-- DATA TO USE start --
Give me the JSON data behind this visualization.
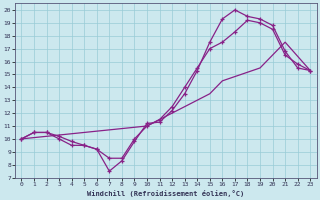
{
  "xlabel": "Windchill (Refroidissement éolien,°C)",
  "bg_color": "#cce8ee",
  "grid_color": "#99ccd6",
  "line_color": "#882288",
  "xlim": [
    -0.5,
    23.5
  ],
  "ylim": [
    7,
    20.5
  ],
  "xticks": [
    0,
    1,
    2,
    3,
    4,
    5,
    6,
    7,
    8,
    9,
    10,
    11,
    12,
    13,
    14,
    15,
    16,
    17,
    18,
    19,
    20,
    21,
    22,
    23
  ],
  "yticks": [
    7,
    8,
    9,
    10,
    11,
    12,
    13,
    14,
    15,
    16,
    17,
    18,
    19,
    20
  ],
  "line1_x": [
    0,
    1,
    2,
    3,
    4,
    5,
    6,
    7,
    8,
    9,
    10,
    11,
    12,
    13,
    14,
    15,
    16,
    17,
    18,
    19,
    20,
    21,
    22,
    23
  ],
  "line1_y": [
    10.0,
    10.5,
    10.5,
    10.0,
    9.5,
    9.5,
    9.2,
    7.5,
    8.3,
    9.8,
    11.2,
    11.3,
    12.2,
    13.5,
    15.3,
    17.5,
    19.3,
    20.0,
    19.5,
    19.3,
    18.8,
    16.8,
    15.5,
    15.3
  ],
  "line2_x": [
    0,
    1,
    2,
    3,
    4,
    5,
    6,
    7,
    8,
    9,
    10,
    11,
    12,
    13,
    14,
    15,
    16,
    17,
    18,
    19,
    20,
    21,
    22,
    23
  ],
  "line2_y": [
    10.0,
    10.5,
    10.5,
    10.2,
    9.8,
    9.5,
    9.2,
    8.5,
    8.5,
    10.0,
    11.0,
    11.5,
    12.5,
    14.0,
    15.5,
    17.0,
    17.5,
    18.3,
    19.2,
    19.0,
    18.5,
    16.5,
    15.8,
    15.3
  ],
  "line3_x": [
    0,
    10,
    15,
    16,
    19,
    20,
    21,
    23
  ],
  "line3_y": [
    10.0,
    11.0,
    13.5,
    14.5,
    15.5,
    16.5,
    17.5,
    15.3
  ]
}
-- DATA TO USE end --
_DIRECTION:_
Images should not appear in the copy; retype the listing above exactly.

_EXPECTED ANSWER:_
Give me the JSON data behind this visualization.
{
  "xlabel": "Windchill (Refroidissement éolien,°C)",
  "bg_color": "#cce8ee",
  "grid_color": "#99ccd6",
  "line_color": "#882288",
  "xlim": [
    -0.5,
    23.5
  ],
  "ylim": [
    7,
    20.5
  ],
  "xticks": [
    0,
    1,
    2,
    3,
    4,
    5,
    6,
    7,
    8,
    9,
    10,
    11,
    12,
    13,
    14,
    15,
    16,
    17,
    18,
    19,
    20,
    21,
    22,
    23
  ],
  "yticks": [
    7,
    8,
    9,
    10,
    11,
    12,
    13,
    14,
    15,
    16,
    17,
    18,
    19,
    20
  ],
  "line1_x": [
    0,
    1,
    2,
    3,
    4,
    5,
    6,
    7,
    8,
    9,
    10,
    11,
    12,
    13,
    14,
    15,
    16,
    17,
    18,
    19,
    20,
    21,
    22,
    23
  ],
  "line1_y": [
    10.0,
    10.5,
    10.5,
    10.0,
    9.5,
    9.5,
    9.2,
    7.5,
    8.3,
    9.8,
    11.2,
    11.3,
    12.2,
    13.5,
    15.3,
    17.5,
    19.3,
    20.0,
    19.5,
    19.3,
    18.8,
    16.8,
    15.5,
    15.3
  ],
  "line2_x": [
    0,
    1,
    2,
    3,
    4,
    5,
    6,
    7,
    8,
    9,
    10,
    11,
    12,
    13,
    14,
    15,
    16,
    17,
    18,
    19,
    20,
    21,
    22,
    23
  ],
  "line2_y": [
    10.0,
    10.5,
    10.5,
    10.2,
    9.8,
    9.5,
    9.2,
    8.5,
    8.5,
    10.0,
    11.0,
    11.5,
    12.5,
    14.0,
    15.5,
    17.0,
    17.5,
    18.3,
    19.2,
    19.0,
    18.5,
    16.5,
    15.8,
    15.3
  ],
  "line3_x": [
    0,
    10,
    15,
    16,
    19,
    20,
    21,
    23
  ],
  "line3_y": [
    10.0,
    11.0,
    13.5,
    14.5,
    15.5,
    16.5,
    17.5,
    15.3
  ]
}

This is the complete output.